### Work to be completed
Review the material and extract every line in which the word "Report" occurs.

### Source data
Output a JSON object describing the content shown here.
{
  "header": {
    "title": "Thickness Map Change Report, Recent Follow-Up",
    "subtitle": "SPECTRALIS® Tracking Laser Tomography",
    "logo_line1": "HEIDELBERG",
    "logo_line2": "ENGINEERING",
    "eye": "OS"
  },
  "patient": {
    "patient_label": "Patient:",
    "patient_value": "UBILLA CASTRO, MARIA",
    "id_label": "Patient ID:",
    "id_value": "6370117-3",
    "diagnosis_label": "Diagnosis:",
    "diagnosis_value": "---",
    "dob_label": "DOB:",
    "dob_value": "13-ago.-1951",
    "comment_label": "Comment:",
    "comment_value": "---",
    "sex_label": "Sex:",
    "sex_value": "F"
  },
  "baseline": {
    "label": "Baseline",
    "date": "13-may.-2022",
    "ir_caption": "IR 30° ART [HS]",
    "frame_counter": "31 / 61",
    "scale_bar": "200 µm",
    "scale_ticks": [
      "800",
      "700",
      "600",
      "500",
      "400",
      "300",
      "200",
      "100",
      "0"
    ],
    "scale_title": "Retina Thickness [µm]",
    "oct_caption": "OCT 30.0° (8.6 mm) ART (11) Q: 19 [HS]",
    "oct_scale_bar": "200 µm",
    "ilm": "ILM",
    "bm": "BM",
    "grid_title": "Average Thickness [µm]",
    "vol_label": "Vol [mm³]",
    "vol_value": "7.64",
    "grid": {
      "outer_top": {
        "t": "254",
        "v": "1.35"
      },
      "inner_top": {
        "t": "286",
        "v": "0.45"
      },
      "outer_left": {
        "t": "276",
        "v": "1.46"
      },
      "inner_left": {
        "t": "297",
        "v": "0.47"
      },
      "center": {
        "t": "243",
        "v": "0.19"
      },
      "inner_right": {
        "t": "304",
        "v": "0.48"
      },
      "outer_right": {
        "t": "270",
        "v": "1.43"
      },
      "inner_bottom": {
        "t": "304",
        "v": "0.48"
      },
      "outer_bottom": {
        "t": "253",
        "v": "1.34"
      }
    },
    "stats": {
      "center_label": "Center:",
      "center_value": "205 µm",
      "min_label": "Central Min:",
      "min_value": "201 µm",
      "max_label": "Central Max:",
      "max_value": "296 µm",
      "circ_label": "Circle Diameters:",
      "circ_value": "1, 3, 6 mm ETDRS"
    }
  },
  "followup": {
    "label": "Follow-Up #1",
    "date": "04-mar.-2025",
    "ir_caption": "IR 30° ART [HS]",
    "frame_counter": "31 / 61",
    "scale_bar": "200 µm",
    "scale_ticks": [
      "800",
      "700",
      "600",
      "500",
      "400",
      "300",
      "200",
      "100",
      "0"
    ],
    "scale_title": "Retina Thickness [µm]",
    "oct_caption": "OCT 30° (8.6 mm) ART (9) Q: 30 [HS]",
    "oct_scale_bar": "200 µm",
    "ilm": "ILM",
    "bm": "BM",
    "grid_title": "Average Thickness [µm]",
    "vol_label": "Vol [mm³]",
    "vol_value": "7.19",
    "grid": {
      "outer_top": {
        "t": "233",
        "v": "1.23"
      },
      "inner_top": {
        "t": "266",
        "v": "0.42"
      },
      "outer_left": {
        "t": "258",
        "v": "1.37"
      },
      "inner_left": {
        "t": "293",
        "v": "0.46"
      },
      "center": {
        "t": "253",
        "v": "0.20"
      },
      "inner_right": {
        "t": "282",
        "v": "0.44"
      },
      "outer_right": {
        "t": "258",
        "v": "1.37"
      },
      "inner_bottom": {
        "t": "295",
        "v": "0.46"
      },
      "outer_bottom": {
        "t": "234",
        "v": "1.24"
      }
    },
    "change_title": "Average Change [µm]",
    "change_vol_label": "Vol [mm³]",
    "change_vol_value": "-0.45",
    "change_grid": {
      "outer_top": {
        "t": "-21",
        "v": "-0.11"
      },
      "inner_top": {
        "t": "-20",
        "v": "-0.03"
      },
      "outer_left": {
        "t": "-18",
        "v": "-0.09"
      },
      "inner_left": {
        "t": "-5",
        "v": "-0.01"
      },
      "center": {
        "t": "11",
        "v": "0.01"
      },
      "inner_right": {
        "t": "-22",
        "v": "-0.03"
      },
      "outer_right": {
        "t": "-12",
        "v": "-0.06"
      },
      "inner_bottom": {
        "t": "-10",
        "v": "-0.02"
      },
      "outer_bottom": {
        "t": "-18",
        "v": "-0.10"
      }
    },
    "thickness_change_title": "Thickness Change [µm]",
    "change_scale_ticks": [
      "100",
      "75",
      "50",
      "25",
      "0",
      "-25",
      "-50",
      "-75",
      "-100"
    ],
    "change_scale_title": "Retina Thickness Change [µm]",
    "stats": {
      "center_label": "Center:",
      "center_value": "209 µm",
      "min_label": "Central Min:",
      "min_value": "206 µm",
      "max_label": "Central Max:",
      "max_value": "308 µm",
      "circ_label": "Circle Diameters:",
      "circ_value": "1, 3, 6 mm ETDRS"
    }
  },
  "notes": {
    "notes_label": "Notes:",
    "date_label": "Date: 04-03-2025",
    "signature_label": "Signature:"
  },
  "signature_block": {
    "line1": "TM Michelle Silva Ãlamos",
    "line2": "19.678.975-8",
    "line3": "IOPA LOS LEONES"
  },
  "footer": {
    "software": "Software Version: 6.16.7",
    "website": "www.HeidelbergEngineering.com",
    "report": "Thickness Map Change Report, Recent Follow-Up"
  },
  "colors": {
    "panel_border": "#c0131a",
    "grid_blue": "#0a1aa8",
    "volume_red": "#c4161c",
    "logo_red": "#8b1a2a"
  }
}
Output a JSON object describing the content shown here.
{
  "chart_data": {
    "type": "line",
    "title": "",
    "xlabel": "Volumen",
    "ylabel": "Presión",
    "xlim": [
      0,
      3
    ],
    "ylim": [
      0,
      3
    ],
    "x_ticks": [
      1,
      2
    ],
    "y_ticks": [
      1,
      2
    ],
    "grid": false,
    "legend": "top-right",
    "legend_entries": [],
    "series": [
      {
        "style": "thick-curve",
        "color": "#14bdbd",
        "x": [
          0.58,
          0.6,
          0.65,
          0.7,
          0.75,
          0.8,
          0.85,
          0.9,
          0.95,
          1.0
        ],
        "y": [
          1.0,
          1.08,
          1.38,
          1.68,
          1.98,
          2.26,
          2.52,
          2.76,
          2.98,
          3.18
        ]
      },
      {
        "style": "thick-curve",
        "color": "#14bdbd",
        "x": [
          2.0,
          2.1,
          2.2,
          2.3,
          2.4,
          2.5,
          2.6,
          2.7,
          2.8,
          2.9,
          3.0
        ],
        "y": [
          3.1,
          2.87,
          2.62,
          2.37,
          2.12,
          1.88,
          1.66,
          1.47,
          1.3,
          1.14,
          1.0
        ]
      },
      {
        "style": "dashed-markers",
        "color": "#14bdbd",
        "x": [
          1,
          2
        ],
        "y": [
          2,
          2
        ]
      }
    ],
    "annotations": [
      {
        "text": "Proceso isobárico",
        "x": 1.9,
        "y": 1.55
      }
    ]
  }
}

### Answer to this task
    "title": "Thickness Map Change Report, Recent Follow-Up",
    "report": "Thickness Map Change Report, Recent Follow-Up"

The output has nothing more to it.